## What you should do
Only the number is wanted: how many lines contain "quinine"?

## Source material

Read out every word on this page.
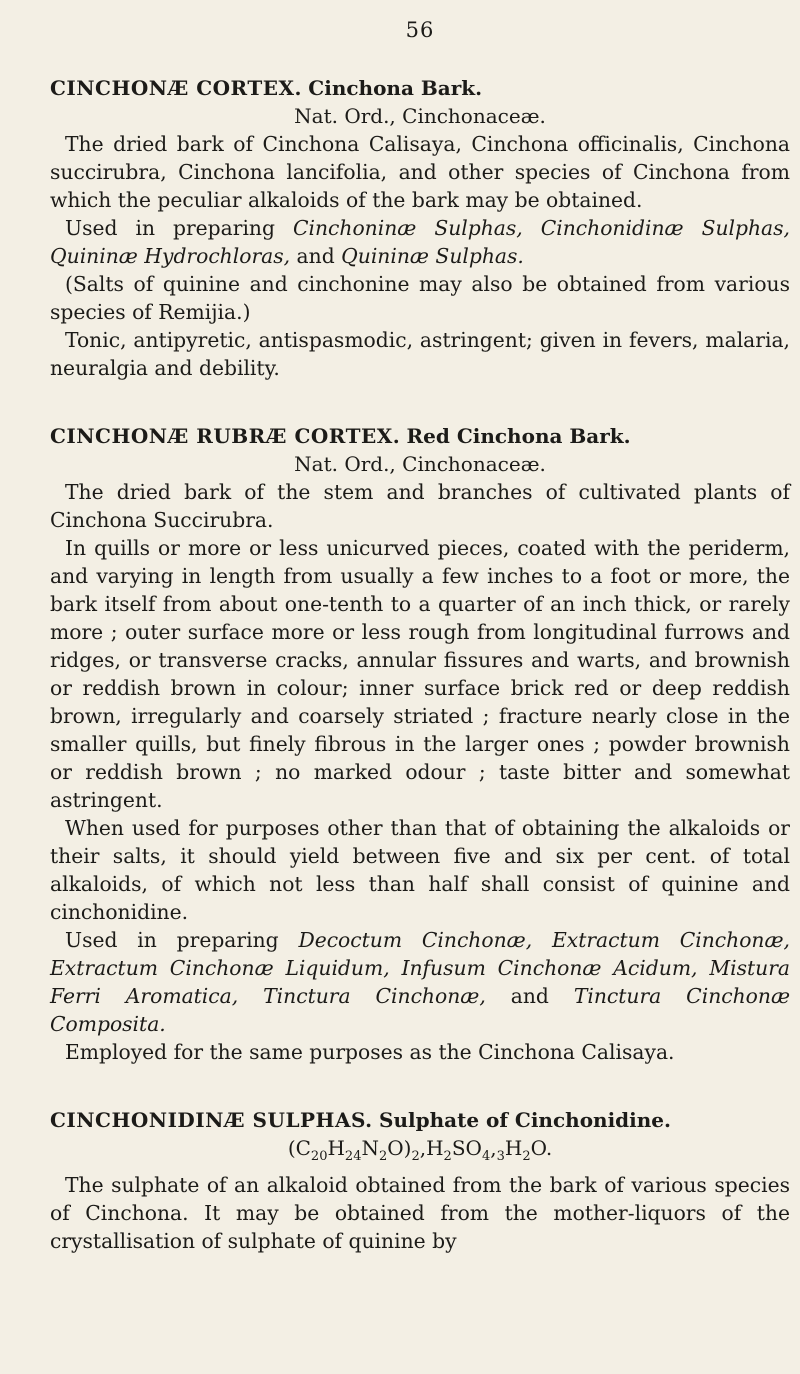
56

CINCHONÆ CORTEX. Cinchona Bark.

Nat. Ord., Cinchonaceæ.

The dried bark of Cinchona Calisaya, Cinchona officinalis, Cinchona succirubra, Cinchona lancifolia, and other species of Cinchona from which the peculiar alkaloids of the bark may be obtained.

Used in preparing Cinchoninæ Sulphas, Cinchonidinæ Sulphas, Quininæ Hydrochloras, and Quininæ Sulphas.

(Salts of quinine and cinchonine may also be obtained from various species of Remijia.)

Tonic, antipyretic, antispasmodic, astringent; given in fevers, malaria, neuralgia and debility.

CINCHONÆ RUBRÆ CORTEX. Red Cinchona Bark.

Nat. Ord., Cinchonaceæ.

The dried bark of the stem and branches of cultivated plants of Cinchona Succirubra.

In quills or more or less unicurved pieces, coated with the periderm, and varying in length from usually a few inches to a foot or more, the bark itself from about one-tenth to a quarter of an inch thick, or rarely more ; outer surface more or less rough from longitudinal furrows and ridges, or transverse cracks, annular fissures and warts, and brownish or reddish brown in colour; inner surface brick red or deep reddish brown, irregularly and coarsely striated ; fracture nearly close in the smaller quills, but finely fibrous in the larger ones ; powder brownish or reddish brown ; no marked odour ; taste bitter and somewhat astringent.

When used for purposes other than that of obtaining the alkaloids or their salts, it should yield between five and six per cent. of total alkaloids, of which not less than half shall consist of quinine and cinchonidine.

Used in preparing Decoctum Cinchonæ, Extractum Cinchonæ, Extractum Cinchonæ Liquidum, Infusum Cinchonæ Acidum, Mistura Ferri Aromatica, Tinctura Cinchonæ, and Tinctura Cinchonæ Composita.

Employed for the same purposes as the Cinchona Calisaya.

CINCHONIDINÆ SULPHAS. Sulphate of Cinchonidine.

$(C_{20}H_{24}N_2O)_2,H_2SO_4,_3H_2O$.

The sulphate of an alkaloid obtained from the bark of various species of Cinchona. It may be obtained from the mother-liquors of the crystallisation of sulphate of quinine by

## Reply to the task
3